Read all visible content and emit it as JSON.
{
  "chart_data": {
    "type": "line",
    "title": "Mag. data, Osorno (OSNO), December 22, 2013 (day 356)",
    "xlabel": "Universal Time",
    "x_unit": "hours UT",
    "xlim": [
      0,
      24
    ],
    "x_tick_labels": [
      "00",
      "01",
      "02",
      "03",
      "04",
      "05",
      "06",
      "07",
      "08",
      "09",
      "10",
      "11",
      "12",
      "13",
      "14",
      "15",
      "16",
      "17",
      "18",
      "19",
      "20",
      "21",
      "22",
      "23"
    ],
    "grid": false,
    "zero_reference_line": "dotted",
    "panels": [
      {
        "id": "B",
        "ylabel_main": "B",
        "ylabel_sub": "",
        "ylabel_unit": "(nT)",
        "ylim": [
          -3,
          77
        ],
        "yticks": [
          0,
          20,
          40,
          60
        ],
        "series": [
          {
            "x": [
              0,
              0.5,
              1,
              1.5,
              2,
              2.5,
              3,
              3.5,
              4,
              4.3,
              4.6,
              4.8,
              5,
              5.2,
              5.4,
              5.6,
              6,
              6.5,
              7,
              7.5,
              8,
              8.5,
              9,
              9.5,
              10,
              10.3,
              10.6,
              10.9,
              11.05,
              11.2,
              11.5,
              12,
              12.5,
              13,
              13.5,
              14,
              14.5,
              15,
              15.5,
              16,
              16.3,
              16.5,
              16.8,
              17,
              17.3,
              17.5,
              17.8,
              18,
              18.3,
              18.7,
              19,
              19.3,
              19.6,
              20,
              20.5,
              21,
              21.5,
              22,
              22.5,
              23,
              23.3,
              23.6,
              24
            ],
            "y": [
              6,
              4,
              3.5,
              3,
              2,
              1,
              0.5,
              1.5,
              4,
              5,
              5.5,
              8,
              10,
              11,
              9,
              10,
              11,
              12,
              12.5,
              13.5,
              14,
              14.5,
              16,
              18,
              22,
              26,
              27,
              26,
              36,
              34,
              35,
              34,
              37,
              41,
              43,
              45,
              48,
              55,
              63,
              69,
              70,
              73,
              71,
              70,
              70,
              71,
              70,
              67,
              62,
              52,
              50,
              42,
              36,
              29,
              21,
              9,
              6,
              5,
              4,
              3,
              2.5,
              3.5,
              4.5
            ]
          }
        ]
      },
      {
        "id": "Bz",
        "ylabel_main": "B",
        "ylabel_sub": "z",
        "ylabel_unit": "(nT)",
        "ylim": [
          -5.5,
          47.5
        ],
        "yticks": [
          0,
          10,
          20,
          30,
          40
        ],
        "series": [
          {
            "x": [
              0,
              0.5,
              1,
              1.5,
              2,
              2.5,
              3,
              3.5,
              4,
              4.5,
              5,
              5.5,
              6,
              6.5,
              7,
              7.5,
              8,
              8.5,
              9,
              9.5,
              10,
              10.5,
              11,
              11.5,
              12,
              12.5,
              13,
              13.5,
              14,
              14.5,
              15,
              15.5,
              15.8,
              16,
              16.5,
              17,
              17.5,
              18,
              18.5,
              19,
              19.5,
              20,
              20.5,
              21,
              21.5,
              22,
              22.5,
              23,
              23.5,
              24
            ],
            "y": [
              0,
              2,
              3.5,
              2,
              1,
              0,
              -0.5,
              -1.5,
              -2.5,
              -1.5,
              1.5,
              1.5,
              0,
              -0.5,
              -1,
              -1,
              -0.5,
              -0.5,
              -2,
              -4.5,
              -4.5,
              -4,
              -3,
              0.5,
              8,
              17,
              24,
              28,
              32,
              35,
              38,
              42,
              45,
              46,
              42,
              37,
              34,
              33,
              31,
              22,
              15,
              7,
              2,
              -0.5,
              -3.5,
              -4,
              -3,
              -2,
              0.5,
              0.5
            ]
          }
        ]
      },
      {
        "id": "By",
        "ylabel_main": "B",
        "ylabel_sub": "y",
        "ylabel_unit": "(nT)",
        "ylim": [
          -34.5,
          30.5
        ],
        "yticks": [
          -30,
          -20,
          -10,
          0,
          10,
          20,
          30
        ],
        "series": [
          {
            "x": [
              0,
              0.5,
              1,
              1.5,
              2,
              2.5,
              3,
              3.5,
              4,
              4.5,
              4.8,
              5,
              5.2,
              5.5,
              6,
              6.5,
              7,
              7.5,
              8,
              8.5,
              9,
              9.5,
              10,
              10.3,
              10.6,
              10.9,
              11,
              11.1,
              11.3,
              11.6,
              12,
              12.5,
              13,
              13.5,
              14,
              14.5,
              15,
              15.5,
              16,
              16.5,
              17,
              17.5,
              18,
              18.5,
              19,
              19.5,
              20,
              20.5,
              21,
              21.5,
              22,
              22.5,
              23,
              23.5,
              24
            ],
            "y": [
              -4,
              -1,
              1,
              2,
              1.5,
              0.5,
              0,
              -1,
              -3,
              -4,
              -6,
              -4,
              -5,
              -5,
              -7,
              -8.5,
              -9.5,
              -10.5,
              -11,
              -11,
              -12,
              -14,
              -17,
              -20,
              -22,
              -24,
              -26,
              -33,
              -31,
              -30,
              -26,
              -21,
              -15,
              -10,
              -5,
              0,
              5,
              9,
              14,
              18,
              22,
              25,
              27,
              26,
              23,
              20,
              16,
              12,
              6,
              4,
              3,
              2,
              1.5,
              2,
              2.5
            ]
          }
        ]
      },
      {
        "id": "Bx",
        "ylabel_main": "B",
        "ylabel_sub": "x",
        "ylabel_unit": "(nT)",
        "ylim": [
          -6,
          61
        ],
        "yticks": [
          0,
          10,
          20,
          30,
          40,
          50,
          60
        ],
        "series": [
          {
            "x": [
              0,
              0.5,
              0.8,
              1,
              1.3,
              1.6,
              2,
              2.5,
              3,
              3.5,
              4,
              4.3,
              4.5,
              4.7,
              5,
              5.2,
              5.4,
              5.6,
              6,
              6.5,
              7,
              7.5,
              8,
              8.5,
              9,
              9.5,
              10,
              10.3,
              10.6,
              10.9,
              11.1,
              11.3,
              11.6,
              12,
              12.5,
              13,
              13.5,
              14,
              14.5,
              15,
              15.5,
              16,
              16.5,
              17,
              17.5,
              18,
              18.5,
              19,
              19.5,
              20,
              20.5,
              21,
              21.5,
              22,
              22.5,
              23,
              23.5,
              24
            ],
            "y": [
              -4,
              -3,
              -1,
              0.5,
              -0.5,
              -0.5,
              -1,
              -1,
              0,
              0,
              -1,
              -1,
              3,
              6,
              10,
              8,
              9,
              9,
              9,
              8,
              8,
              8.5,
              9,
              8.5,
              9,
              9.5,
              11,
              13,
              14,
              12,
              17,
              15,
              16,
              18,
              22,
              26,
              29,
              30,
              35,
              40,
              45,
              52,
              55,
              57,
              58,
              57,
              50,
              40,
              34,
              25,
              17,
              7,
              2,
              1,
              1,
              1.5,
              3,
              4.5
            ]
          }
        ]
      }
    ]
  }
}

▬▬▬▬▬▬

* TASK TO CARRY OUT
Write the entries again, exactly as they stand.

* RESULT FOR THIS EXERCISE
Read all visible content and emit it as JSON.
{
  "chart_data": {
    "type": "line",
    "title": "Mag. data, Osorno (OSNO), December 22, 2013 (day 356)",
    "xlabel": "Universal Time",
    "x_unit": "hours UT",
    "xlim": [
      0,
      24
    ],
    "x_tick_labels": [
      "00",
      "01",
      "02",
      "03",
      "04",
      "05",
      "06",
      "07",
      "08",
      "09",
      "10",
      "11",
      "12",
      "13",
      "14",
      "15",
      "16",
      "17",
      "18",
      "19",
      "20",
      "21",
      "22",
      "23"
    ],
    "grid": false,
    "zero_reference_line": "dotted",
    "panels": [
      {
        "id": "B",
        "ylabel_main": "B",
        "ylabel_sub": "",
        "ylabel_unit": "(nT)",
        "ylim": [
          -3,
          77
        ],
        "yticks": [
          0,
          20,
          40,
          60
        ],
        "series": [
          {
            "x": [
              0,
              0.5,
              1,
              1.5,
              2,
              2.5,
              3,
              3.5,
              4,
              4.3,
              4.6,
              4.8,
              5,
              5.2,
              5.4,
              5.6,
              6,
              6.5,
              7,
              7.5,
              8,
              8.5,
              9,
              9.5,
              10,
              10.3,
              10.6,
              10.9,
              11.05,
              11.2,
              11.5,
              12,
              12.5,
              13,
              13.5,
              14,
              14.5,
              15,
              15.5,
              16,
              16.3,
              16.5,
              16.8,
              17,
              17.3,
              17.5,
              17.8,
              18,
              18.3,
              18.7,
              19,
              19.3,
              19.6,
              20,
              20.5,
              21,
              21.5,
              22,
              22.5,
              23,
              23.3,
              23.6,
              24
            ],
            "y": [
              6,
              4,
              3.5,
              3,
              2,
              1,
              0.5,
              1.5,
              4,
              5,
              5.5,
              8,
              10,
              11,
              9,
              10,
              11,
              12,
              12.5,
              13.5,
              14,
              14.5,
              16,
              18,
              22,
              26,
              27,
              26,
              36,
              34,
              35,
              34,
              37,
              41,
              43,
              45,
              48,
              55,
              63,
              69,
              70,
              73,
              71,
              70,
              70,
              71,
              70,
              67,
              62,
              52,
              50,
              42,
              36,
              29,
              21,
              9,
              6,
              5,
              4,
              3,
              2.5,
              3.5,
              4.5
            ]
          }
        ]
      },
      {
        "id": "Bz",
        "ylabel_main": "B",
        "ylabel_sub": "z",
        "ylabel_unit": "(nT)",
        "ylim": [
          -5.5,
          47.5
        ],
        "yticks": [
          0,
          10,
          20,
          30,
          40
        ],
        "series": [
          {
            "x": [
              0,
              0.5,
              1,
              1.5,
              2,
              2.5,
              3,
              3.5,
              4,
              4.5,
              5,
              5.5,
              6,
              6.5,
              7,
              7.5,
              8,
              8.5,
              9,
              9.5,
              10,
              10.5,
              11,
              11.5,
              12,
              12.5,
              13,
              13.5,
              14,
              14.5,
              15,
              15.5,
              15.8,
              16,
              16.5,
              17,
              17.5,
              18,
              18.5,
              19,
              19.5,
              20,
              20.5,
              21,
              21.5,
              22,
              22.5,
              23,
              23.5,
              24
            ],
            "y": [
              0,
              2,
              3.5,
              2,
              1,
              0,
              -0.5,
              -1.5,
              -2.5,
              -1.5,
              1.5,
              1.5,
              0,
              -0.5,
              -1,
              -1,
              -0.5,
              -0.5,
              -2,
              -4.5,
              -4.5,
              -4,
              -3,
              0.5,
              8,
              17,
              24,
              28,
              32,
              35,
              38,
              42,
              45,
              46,
              42,
              37,
              34,
              33,
              31,
              22,
              15,
              7,
              2,
              -0.5,
              -3.5,
              -4,
              -3,
              -2,
              0.5,
              0.5
            ]
          }
        ]
      },
      {
        "id": "By",
        "ylabel_main": "B",
        "ylabel_sub": "y",
        "ylabel_unit": "(nT)",
        "ylim": [
          -34.5,
          30.5
        ],
        "yticks": [
          -30,
          -20,
          -10,
          0,
          10,
          20,
          30
        ],
        "series": [
          {
            "x": [
              0,
              0.5,
              1,
              1.5,
              2,
              2.5,
              3,
              3.5,
              4,
              4.5,
              4.8,
              5,
              5.2,
              5.5,
              6,
              6.5,
              7,
              7.5,
              8,
              8.5,
              9,
              9.5,
              10,
              10.3,
              10.6,
              10.9,
              11,
              11.1,
              11.3,
              11.6,
              12,
              12.5,
              13,
              13.5,
              14,
              14.5,
              15,
              15.5,
              16,
              16.5,
              17,
              17.5,
              18,
              18.5,
              19,
              19.5,
              20,
              20.5,
              21,
              21.5,
              22,
              22.5,
              23,
              23.5,
              24
            ],
            "y": [
              -4,
              -1,
              1,
              2,
              1.5,
              0.5,
              0,
              -1,
              -3,
              -4,
              -6,
              -4,
              -5,
              -5,
              -7,
              -8.5,
              -9.5,
              -10.5,
              -11,
              -11,
              -12,
              -14,
              -17,
              -20,
              -22,
              -24,
              -26,
              -33,
              -31,
              -30,
              -26,
              -21,
              -15,
              -10,
              -5,
              0,
              5,
              9,
              14,
              18,
              22,
              25,
              27,
              26,
              23,
              20,
              16,
              12,
              6,
              4,
              3,
              2,
              1.5,
              2,
              2.5
            ]
          }
        ]
      },
      {
        "id": "Bx",
        "ylabel_main": "B",
        "ylabel_sub": "x",
        "ylabel_unit": "(nT)",
        "ylim": [
          -6,
          61
        ],
        "yticks": [
          0,
          10,
          20,
          30,
          40,
          50,
          60
        ],
        "series": [
          {
            "x": [
              0,
              0.5,
              0.8,
              1,
              1.3,
              1.6,
              2,
              2.5,
              3,
              3.5,
              4,
              4.3,
              4.5,
              4.7,
              5,
              5.2,
              5.4,
              5.6,
              6,
              6.5,
              7,
              7.5,
              8,
              8.5,
              9,
              9.5,
              10,
              10.3,
              10.6,
              10.9,
              11.1,
              11.3,
              11.6,
              12,
              12.5,
              13,
              13.5,
              14,
              14.5,
              15,
              15.5,
              16,
              16.5,
              17,
              17.5,
              18,
              18.5,
              19,
              19.5,
              20,
              20.5,
              21,
              21.5,
              22,
              22.5,
              23,
              23.5,
              24
            ],
            "y": [
              -4,
              -3,
              -1,
              0.5,
              -0.5,
              -0.5,
              -1,
              -1,
              0,
              0,
              -1,
              -1,
              3,
              6,
              10,
              8,
              9,
              9,
              9,
              8,
              8,
              8.5,
              9,
              8.5,
              9,
              9.5,
              11,
              13,
              14,
              12,
              17,
              15,
              16,
              18,
              22,
              26,
              29,
              30,
              35,
              40,
              45,
              52,
              55,
              57,
              58,
              57,
              50,
              40,
              34,
              25,
              17,
              7,
              2,
              1,
              1,
              1.5,
              3,
              4.5
            ]
          }
        ]
      }
    ]
  }
}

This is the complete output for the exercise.